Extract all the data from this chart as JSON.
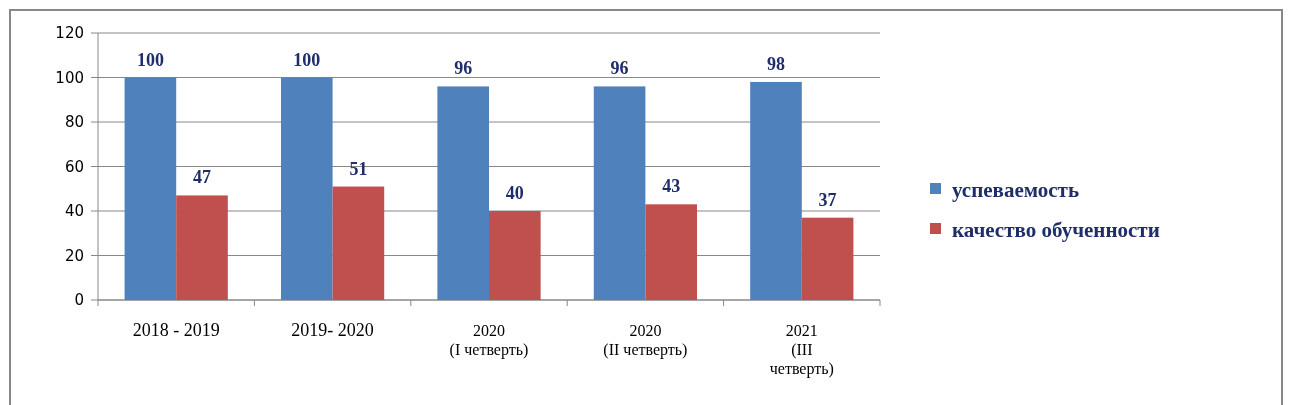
{
  "chart_data": {
    "type": "bar",
    "categories": [
      "2018 - 2019",
      "2019- 2020",
      "2020\n(I четверть)",
      "2020\n(II четверть)",
      "2021\n(III\nчетверть)"
    ],
    "series": [
      {
        "name": "успеваемость",
        "color": "#4f81bd",
        "values": [
          100,
          100,
          96,
          96,
          98
        ]
      },
      {
        "name": "качество обученности",
        "color": "#c0504d",
        "values": [
          47,
          51,
          40,
          43,
          37
        ]
      }
    ],
    "ylim": [
      0,
      120
    ],
    "yticks": [
      0,
      20,
      40,
      60,
      80,
      100,
      120
    ],
    "grid": "y",
    "legend": "right",
    "data_labels": true
  }
}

▬▬▬

Set task: Show every line of the records above that contains the word "name".

Output for this exercise:
        "name": "успеваемость",
        "name": "качество обученности",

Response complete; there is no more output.